# [Task statement]
Find every line in the records that holds the string "also". Copy each one.

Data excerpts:
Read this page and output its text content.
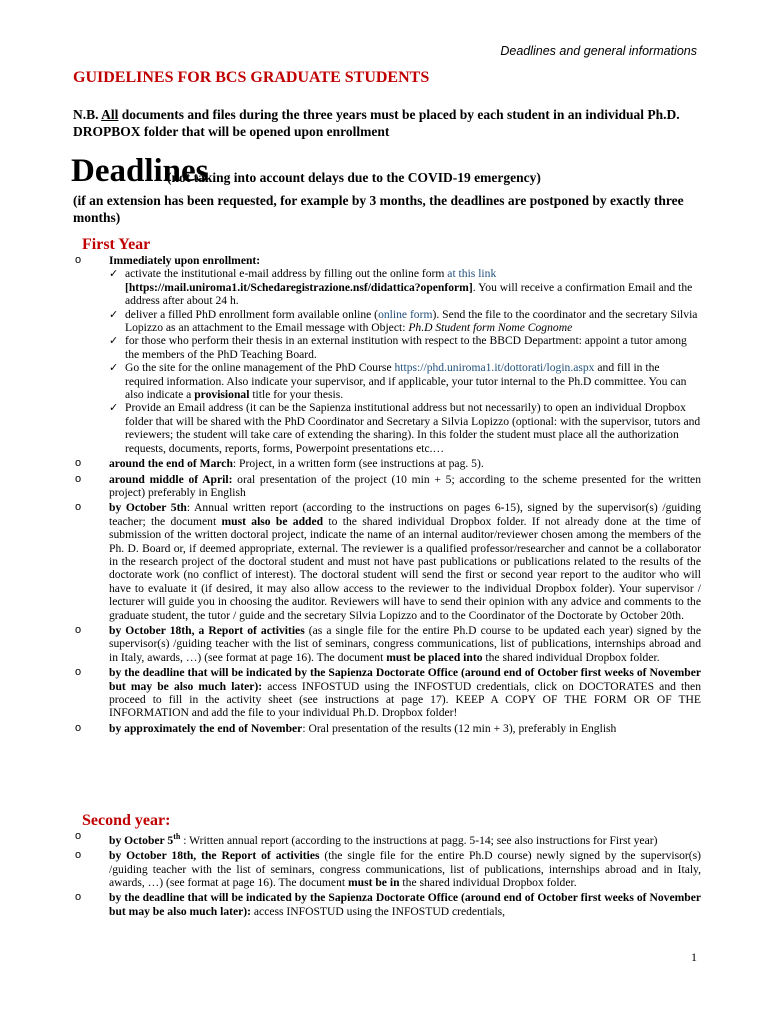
Deadlines and general informations
GUIDELINES FOR BCS GRADUATE STUDENTS
N.B. All documents and files during the three years must be placed by each student in an individual Ph.D. DROPBOX folder that will be opened upon enrollment
Deadlines
(not taking into account delays due to the COVID-19 emergency)
(if an extension has been requested, for example by 3 months, the deadlines are postponed by exactly three months)
First Year
o Immediately upon enrollment:
✓ activate the institutional e-mail address by filling out the online form at this link [https://mail.uniroma1.it/Schedaregistrazione.nsf/didattica?openform]. You will receive a confirmation Email and the address after about 24 h.
✓ deliver a filled PhD enrollment form available online (online form). Send the file to the coordinator and the secretary Silvia Lopizzo as an attachment to the Email message with Object: Ph.D Student form Nome Cognome
✓ for those who perform their thesis in an external institution with respect to the BBCD Department: appoint a tutor among the members of the PhD Teaching Board.
✓ Go the site for the online management of the PhD Course https://phd.uniroma1.it/dottorati/login.aspx and fill in the required information. Also indicate your supervisor, and if applicable, your tutor internal to the Ph.D committee. You can also indicate a provisional title for your thesis.
✓ Provide an Email address (it can be the Sapienza institutional address but not necessarily) to open an individual Dropbox folder that will be shared with the PhD Coordinator and Secretary a Silvia Lopizzo (optional: with the supervisor, tutors and reviewers; the student will take care of extending the sharing). In this folder the student must place all the authorization requests, documents, reports, forms, Powerpoint presentations etc.…
o around the end of March: Project, in a written form (see instructions at pag. 5).
o around middle of April: oral presentation of the project (10 min + 5; according to the scheme presented for the written project) preferably in English
o by October 5th: Annual written report (according to the instructions on pages 6-15), signed by the supervisor(s) /guiding teacher; the document must also be added to the shared individual Dropbox folder. If not already done at the time of submission of the written doctoral project, indicate the name of an internal auditor/reviewer chosen among the members of the Ph. D. Board or, if deemed appropriate, external. The reviewer is a qualified professor/researcher and cannot be a collaborator in the research project of the doctoral student and must not have past publications or publications related to the results of the doctorate work (no conflict of interest). The doctoral student will send the first or second year report to the auditor who will have to evaluate it (if desired, it may also allow access to the reviewer to the individual Dropbox folder). Your supervisor / lecturer will guide you in choosing the auditor. Reviewers will have to send their opinion with any advice and comments to the graduate student, the tutor / guide and the secretary Silvia Lopizzo and to the Coordinator of the Doctorate by October 20th.
o by October 18th, a Report of activities (as a single file for the entire Ph.D course to be updated each year) signed by the supervisor(s) /guiding teacher with the list of seminars, congress communications, list of publications, internships abroad and in Italy, awards, …) (see format at page 16). The document must be placed into the shared individual Dropbox folder.
o by the deadline that will be indicated by the Sapienza Doctorate Office (around end of October first weeks of November but may be also much later): access INFOSTUD using the INFOSTUD credentials, click on DOCTORATES and then proceed to fill in the activity sheet (see instructions at page 17). KEEP A COPY OF THE FORM OR OF THE INFORMATION and add the file to your individual Ph.D. Dropbox folder!
o by approximately the end of November: Oral presentation of the results (12 min + 3), preferably in English
Second year:
o by October 5th : Written annual report (according to the instructions at pagg. 5-14; see also instructions for First year)
o by October 18th, the Report of activities (the single file for the entire Ph.D course) newly signed by the supervisor(s) /guiding teacher with the list of seminars, congress communications, list of publications, internships abroad and in Italy, awards, …) (see format at page 16). The document must be in the shared individual Dropbox folder.
o by the deadline that will be indicated by the Sapienza Doctorate Office (around end of October first weeks of November but may be also much later): access INFOSTUD using the INFOSTUD credentials,
1
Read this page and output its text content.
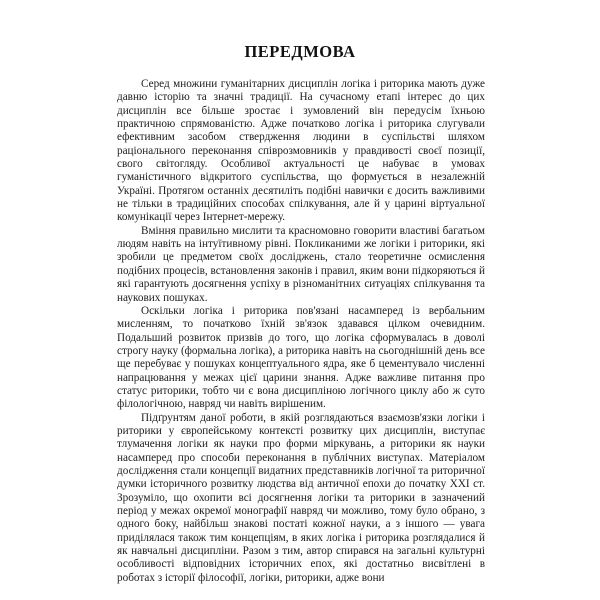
ПЕРЕДМОВА

Серед множини гуманітарних дисциплін логіка і риторика мають дуже давню історію та значні традиції. На сучасному етапі інтерес до цих дисциплін все більше зростає і зумовлений він передусім їхньою практичною спрямованістю. Адже початково логіка і риторика слугували ефективним засобом ствердження людини в суспільстві шляхом раціонального переконання співрозмовників у правдивості своєї позиції, свого світогляду. Особливої актуальності це набуває в умовах гуманістичного відкритого суспільства, що формується в незалежній Україні. Протягом останніх десятиліть подібні навички є досить важливими не тільки в традиційних способах спілкування, але й у царині віртуальної комунікації через Інтернет-мережу.

Вміння правильно мислити та красномовно говорити властиві багатьом людям навіть на інтуїтивному рівні. Покликаними же логіки і риторики, які зробили це предметом своїх досліджень, стало теоретичне осмислення подібних процесів, встановлення законів і правил, яким вони підкоряються й які гарантують досягнення успіху в різноманітних ситуаціях спілкування та наукових пошуках.

Оскільки логіка і риторика пов'язані насамперед із вербальним мисленням, то початково їхній зв'язок здавався цілком очевидним. Подальший розвиток призвів до того, що логіка сформувалась в доволі строгу науку (формальна логіка), а риторика навіть на сьогоднішній день все ще перебуває у пошуках концептуального ядра, яке б цементувало численні напрацювання у межах цієї царини знання. Адже важливе питання про статус риторики, тобто чи є вона дисципліною логічного циклу або ж суто філологічною, навряд чи навіть вирішеним.

Підґрунтям даної роботи, в якій розглядаються взаємозв'язки логіки і риторики у європейському контексті розвитку цих дисциплін, виступає тлумачення логіки як науки про форми міркувань, а риторики як науки насамперед про способи переконання в публічних виступах. Матеріалом дослідження стали концепції видатних представників логічної та риторичної думки історичного розвитку людства від античної епохи до початку XXI ст. Зрозуміло, що охопити всі досягнення логіки та риторики в зазначений період у межах окремої монографії навряд чи можливо, тому було обрано, з одного боку, найбільш знакові постаті кожної науки, а з іншого — увага приділялася також тим концепціям, в яких логіка і риторика розглядалися й як навчальні дисципліни. Разом з тим, автор спирався на загальні культурні особливості відповідних історичних епох, які достатньо висвітлені в роботах з історії філософії, логіки, риторики, адже вони
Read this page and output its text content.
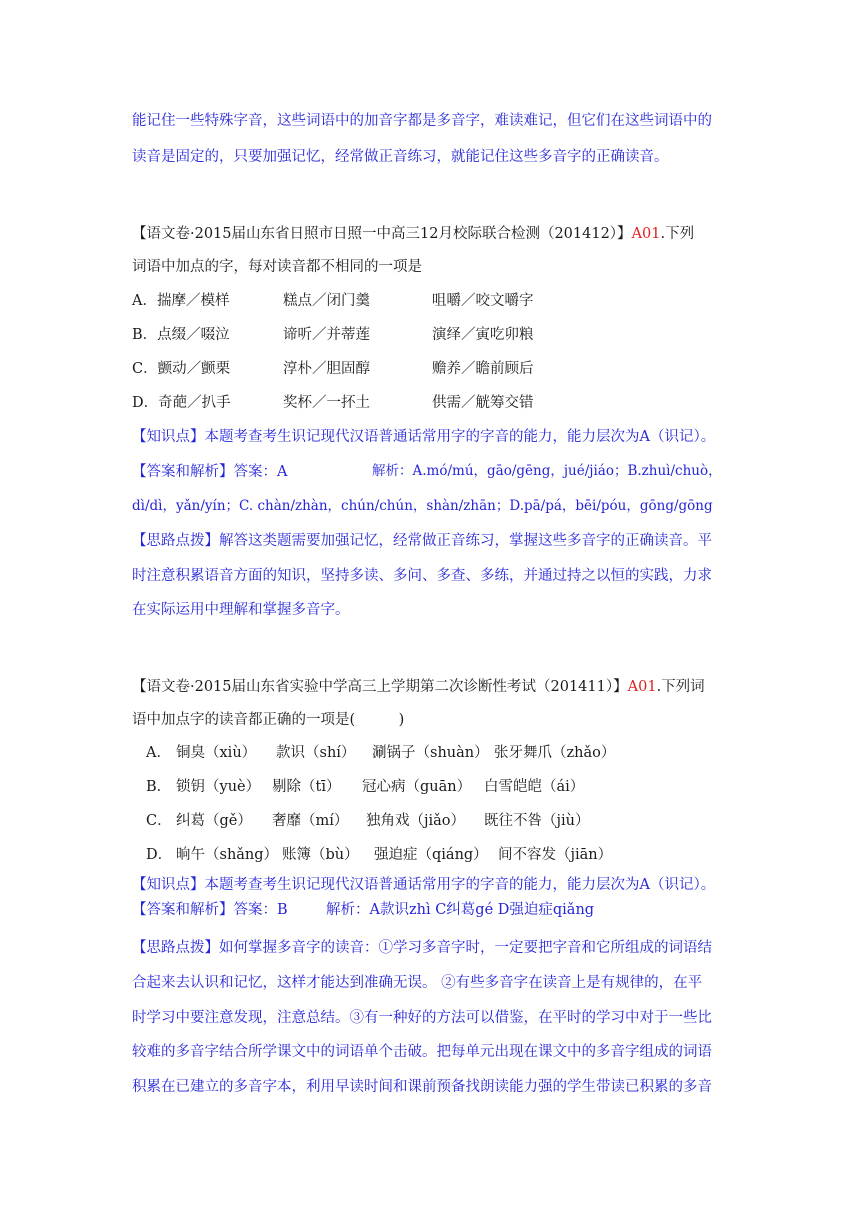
能记住一些特殊字音，这些词语中的加音字都是多音字，难读难记，但它们在这些词语中的
读音是固定的，只要加强记忆，经常做正音练习，就能记住这些多音字的正确读音。
【语文卷·2015届山东省日照市日照一中高三12月校际联合检测（201412）】A01.下列
词语中加点的字，每对读音都不相同的一项是
A．揣摩／模样	糕点／闭门羹	咀嚼／咬文嚼字
B．点缀／啜泣	谛听／并蒂莲	演绎／寅吃卯粮
C．颤动／颤栗	淳朴／胆固醇	赡养／瞻前顾后
D．奇葩／扒手	奖杯／一抔土	供需／觥筹交错
【知识点】本题考查考生识记现代汉语普通话常用字的字音的能力，能力层次为A（识记）。
【答案和解析】答案：A	解析：A.mó/mú，gāo/gēng，jué/jiáo；B.zhuì/chuò，
dì/dì，yǎn/yín；C. chàn/zhàn，chún/chún，shàn/zhān；D.pā/pá，bēi/póu，gōng/gōng
【思路点拨】解答这类题需要加强记忆，经常做正音练习，掌握这些多音字的正确读音。平
时注意积累语音方面的知识，坚持多读、多问、多查、多练，并通过持之以恒的实践，力求
在实际运用中理解和掌握多音字。
【语文卷·2015届山东省实验中学高三上学期第二次诊断性考试（201411）】A01.下列词
语中加点字的读音都正确的一项是(　　　)
A． 铜臭（xiù） 款识（shí） 涮锅子（shuàn） 张牙舞爪（zhǎo）
B． 锁钥（yuè） 剔除（tī） 冠心病（guān） 白雪皑皑（ái）
C． 纠葛（gě） 奢靡（mí） 独角戏（jiǎo） 既往不咎（jiù）
D． 晌午（shǎng） 账簿（bù） 强迫症（qiáng） 间不容发（jiān）
【知识点】本题考查考生识记现代汉语普通话常用字的字音的能力，能力层次为A（识记）。
【答案和解析】答案：B	解析：A款识zhì C纠葛gé D强迫症qiǎng
【思路点拨】如何掌握多音字的读音：①学习多音字时，一定要把字音和它所组成的词语结
合起来去认识和记忆，这样才能达到准确无误。 ②有些多音字在读音上是有规律的，在平
时学习中要注意发现，注意总结。③有一种好的方法可以借鉴，在平时的学习中对于一些比
较难的多音字结合所学课文中的词语单个击破。把每单元出现在课文中的多音字组成的词语
积累在已建立的多音字本，利用早读时间和课前预备找朗读能力强的学生带读已积累的多音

# [Solution for this task]
✓ Go the site for the online management of the PhD Course https://phd.uniroma1.it/dottorati/login.aspx and fill in the required information. Also indicate your supervisor, and if applicable, your tutor internal to the Ph.D committee. You can also indicate a provisional title for your thesis.
o by October 5th: Annual written report (according to the instructions on pages 6-15), signed by the supervisor(s) /guiding teacher; the document must also be added to the shared individual Dropbox folder. If not already done at the time of submission of the written doctoral project, indicate the name of an internal auditor/reviewer chosen among the members of the Ph. D. Board or, if deemed appropriate, external. The reviewer is a qualified professor/researcher and cannot be a collaborator in the research project of the doctoral student and must not have past publications or publications related to the results of the doctorate work (no conflict of interest). The doctoral student will send the first or second year report to the auditor who will have to evaluate it (if desired, it may also allow access to the reviewer to the individual Dropbox folder). Your supervisor / lecturer will guide you in choosing the auditor. Reviewers will have to send their opinion with any advice and comments to the graduate student, the tutor / guide and the secretary Silvia Lopizzo and to the Coordinator of the Doctorate by October 20th.
o by the deadline that will be indicated by the Sapienza Doctorate Office (around end of October first weeks of November but may be also much later): access INFOSTUD using the INFOSTUD credentials, click on DOCTORATES and then proceed to fill in the activity sheet (see instructions at page 17). KEEP A COPY OF THE FORM OR OF THE INFORMATION and add the file to your individual Ph.D. Dropbox folder!
o by October 5th : Written annual report (according to the instructions at pagg. 5-14; see also instructions for First year)
o by the deadline that will be indicated by the Sapienza Doctorate Office (around end of October first weeks of November but may be also much later): access INFOSTUD using the INFOSTUD credentials,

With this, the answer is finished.